Extrait à lire →
○ ○ ○
Par rapport au Terrorism
Act 2000, le Terrorism Act 2006 représente
un nouveau pas dans le démantèlement des libertés publiques. Le
Terrorism Act 2000, comme les lois anti-terroristes
adoptées au niveau de l’Union européenne, permet de s’attaquer
à toute action politique que le gouvernement juge indue. Il
criminalise le but de l’auteur d’un délit, celui de faire
pression sur un gouvernement ou sur une organisation internationale.
Il met en place un délit d’intention.
○ ○ ○
Données fournies →
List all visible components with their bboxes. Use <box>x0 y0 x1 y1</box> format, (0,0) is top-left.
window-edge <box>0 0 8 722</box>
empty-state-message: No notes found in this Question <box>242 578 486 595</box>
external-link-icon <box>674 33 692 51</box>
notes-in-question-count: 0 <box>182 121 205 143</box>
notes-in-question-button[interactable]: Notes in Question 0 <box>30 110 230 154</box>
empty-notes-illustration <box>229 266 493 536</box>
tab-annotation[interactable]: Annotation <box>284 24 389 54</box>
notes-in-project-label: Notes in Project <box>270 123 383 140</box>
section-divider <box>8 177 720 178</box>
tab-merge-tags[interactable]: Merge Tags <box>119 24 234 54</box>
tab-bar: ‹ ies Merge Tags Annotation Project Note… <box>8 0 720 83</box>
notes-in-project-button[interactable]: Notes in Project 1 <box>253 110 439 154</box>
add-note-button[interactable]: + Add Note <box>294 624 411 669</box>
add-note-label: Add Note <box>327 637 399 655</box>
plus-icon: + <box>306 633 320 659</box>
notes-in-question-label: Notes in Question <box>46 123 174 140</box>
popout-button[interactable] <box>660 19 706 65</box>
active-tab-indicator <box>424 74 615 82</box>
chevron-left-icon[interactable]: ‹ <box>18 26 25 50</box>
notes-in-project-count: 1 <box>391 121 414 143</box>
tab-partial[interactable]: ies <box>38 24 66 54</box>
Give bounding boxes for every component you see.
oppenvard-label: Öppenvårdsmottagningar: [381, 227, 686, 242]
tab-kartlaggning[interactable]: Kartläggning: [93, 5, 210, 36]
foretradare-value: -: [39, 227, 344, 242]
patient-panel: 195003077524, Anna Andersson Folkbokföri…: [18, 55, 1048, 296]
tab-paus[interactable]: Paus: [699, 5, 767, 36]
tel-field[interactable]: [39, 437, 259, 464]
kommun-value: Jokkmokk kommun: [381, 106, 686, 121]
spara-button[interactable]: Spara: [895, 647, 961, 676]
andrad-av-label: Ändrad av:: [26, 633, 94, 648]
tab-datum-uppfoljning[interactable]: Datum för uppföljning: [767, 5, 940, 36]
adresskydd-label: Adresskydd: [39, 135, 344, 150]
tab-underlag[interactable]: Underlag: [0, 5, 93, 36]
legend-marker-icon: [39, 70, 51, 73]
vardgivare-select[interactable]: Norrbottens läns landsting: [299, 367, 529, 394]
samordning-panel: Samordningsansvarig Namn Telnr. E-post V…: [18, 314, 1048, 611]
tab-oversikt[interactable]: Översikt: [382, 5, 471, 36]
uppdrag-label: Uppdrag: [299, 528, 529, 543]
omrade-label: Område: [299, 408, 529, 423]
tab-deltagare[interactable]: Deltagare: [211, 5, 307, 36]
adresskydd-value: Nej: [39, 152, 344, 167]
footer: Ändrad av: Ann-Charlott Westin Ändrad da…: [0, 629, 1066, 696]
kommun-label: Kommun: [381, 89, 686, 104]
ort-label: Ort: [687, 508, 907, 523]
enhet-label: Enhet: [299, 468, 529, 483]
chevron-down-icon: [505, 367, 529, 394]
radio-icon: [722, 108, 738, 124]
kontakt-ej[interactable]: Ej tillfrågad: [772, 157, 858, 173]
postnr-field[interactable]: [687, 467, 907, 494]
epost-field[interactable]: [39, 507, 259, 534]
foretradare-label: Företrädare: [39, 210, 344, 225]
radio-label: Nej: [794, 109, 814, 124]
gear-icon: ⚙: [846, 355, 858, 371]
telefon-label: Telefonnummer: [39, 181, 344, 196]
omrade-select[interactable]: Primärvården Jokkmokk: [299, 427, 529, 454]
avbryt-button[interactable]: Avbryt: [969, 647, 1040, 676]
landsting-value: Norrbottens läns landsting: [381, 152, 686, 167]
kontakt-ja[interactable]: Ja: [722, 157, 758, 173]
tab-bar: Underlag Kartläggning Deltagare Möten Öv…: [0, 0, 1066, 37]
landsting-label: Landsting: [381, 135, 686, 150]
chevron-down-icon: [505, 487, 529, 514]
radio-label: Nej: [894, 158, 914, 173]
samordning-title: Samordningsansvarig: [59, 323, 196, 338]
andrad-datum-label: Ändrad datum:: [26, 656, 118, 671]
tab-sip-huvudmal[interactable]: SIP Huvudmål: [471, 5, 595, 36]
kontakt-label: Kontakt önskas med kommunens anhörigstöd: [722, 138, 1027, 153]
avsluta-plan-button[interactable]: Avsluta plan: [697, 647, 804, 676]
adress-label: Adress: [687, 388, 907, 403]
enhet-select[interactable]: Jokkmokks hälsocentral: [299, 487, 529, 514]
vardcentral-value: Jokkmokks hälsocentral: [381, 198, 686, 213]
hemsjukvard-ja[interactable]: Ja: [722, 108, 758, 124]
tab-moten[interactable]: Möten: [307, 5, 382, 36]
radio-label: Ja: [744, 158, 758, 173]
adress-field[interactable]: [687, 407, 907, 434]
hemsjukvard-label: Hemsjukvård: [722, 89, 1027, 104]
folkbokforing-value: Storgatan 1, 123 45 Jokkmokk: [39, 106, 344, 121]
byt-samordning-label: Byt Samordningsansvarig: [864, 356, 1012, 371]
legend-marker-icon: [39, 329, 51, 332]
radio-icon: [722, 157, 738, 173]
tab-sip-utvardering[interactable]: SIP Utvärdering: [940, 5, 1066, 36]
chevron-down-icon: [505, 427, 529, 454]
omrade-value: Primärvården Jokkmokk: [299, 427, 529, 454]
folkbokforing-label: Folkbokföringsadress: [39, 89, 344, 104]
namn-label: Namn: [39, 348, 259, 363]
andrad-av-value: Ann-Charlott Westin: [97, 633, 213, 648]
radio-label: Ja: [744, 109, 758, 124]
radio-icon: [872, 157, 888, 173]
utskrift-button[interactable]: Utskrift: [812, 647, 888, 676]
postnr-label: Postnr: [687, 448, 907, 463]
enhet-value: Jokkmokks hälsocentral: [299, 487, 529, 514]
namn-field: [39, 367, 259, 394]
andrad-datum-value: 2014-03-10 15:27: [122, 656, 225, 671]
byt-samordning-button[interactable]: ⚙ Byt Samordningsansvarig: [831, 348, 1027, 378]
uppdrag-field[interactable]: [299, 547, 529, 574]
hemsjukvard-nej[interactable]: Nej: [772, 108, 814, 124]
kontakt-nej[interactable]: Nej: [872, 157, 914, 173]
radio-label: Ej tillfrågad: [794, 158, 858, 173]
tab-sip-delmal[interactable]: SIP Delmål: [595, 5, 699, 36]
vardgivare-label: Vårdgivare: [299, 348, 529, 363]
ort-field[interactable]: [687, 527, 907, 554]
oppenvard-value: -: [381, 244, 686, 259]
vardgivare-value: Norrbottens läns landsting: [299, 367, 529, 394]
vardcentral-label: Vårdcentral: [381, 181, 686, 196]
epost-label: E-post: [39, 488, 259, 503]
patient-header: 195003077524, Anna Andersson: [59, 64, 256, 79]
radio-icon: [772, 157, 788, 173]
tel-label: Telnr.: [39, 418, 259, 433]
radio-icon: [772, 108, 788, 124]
○ ○ ○
Consigne 1 →
Modifiez le passage de l'extrait sur le Terrorism Act allant de « Par rapport au » jusqu'à « un délit d’intention. » en y remplaçant « libertés publiques » par « droits fondamentaux », puis donnez ce passage en entier.
Consigne 2 →
Poursuivez le texte sur le Terrorism Act 2006 à partir de sa dernière phrase.
Ce matériel est indépendant de l'extrait sur le Terrorism Act.

Réponse 1 →
Par rapport au Terrorism
Act 2000, le Terrorism Act 2006 représente
un nouveau pas dans le démantèlement des droits fondamentaux. Le
Terrorism Act 2000, comme les lois anti-terroristes
adoptées au niveau de l’Union européenne, permet de s’attaquer
à toute action politique que le gouvernement juge indue. Il
criminalise le but de l’auteur d’un délit, celui de faire
pression sur un gouvernement ou sur une organisation internationale.
Il met en place un délit d’intention.

Réponse 2 →
Le Terrorism Act 2006
remet en cause la possibilité d’exprimer une opinion politique
qui soit inacceptable pour le gouvernement, que ce soit au niveau des
affaires intérieures ou au niveau de sa politique internationale. Il
s’écarte encore davantage de la matérialité des faits et
s’inscrit pleinement dans le virtuel, puisque l’intention de la
personne poursuivie d’obtenir par son discours un résultat
déterminé n’est même plus nécessaire, seule compte la manière
dont peuvent être interprétées ses paroles, sans qu’il y ait
nécessité d’un rapport objectif entre le discours prononcé et
les faits incriminés. Le Terrorism Bill 2006
représente un pas important par rapport au Terrorism
Act 2000 dans la capacité de criminaliser des groupes de
plus en plus importants de la population. La clause 21 de
la nouvelle loi permet une extension des raisons qui permettent
une mise hors la loi des personnes stigmatisées.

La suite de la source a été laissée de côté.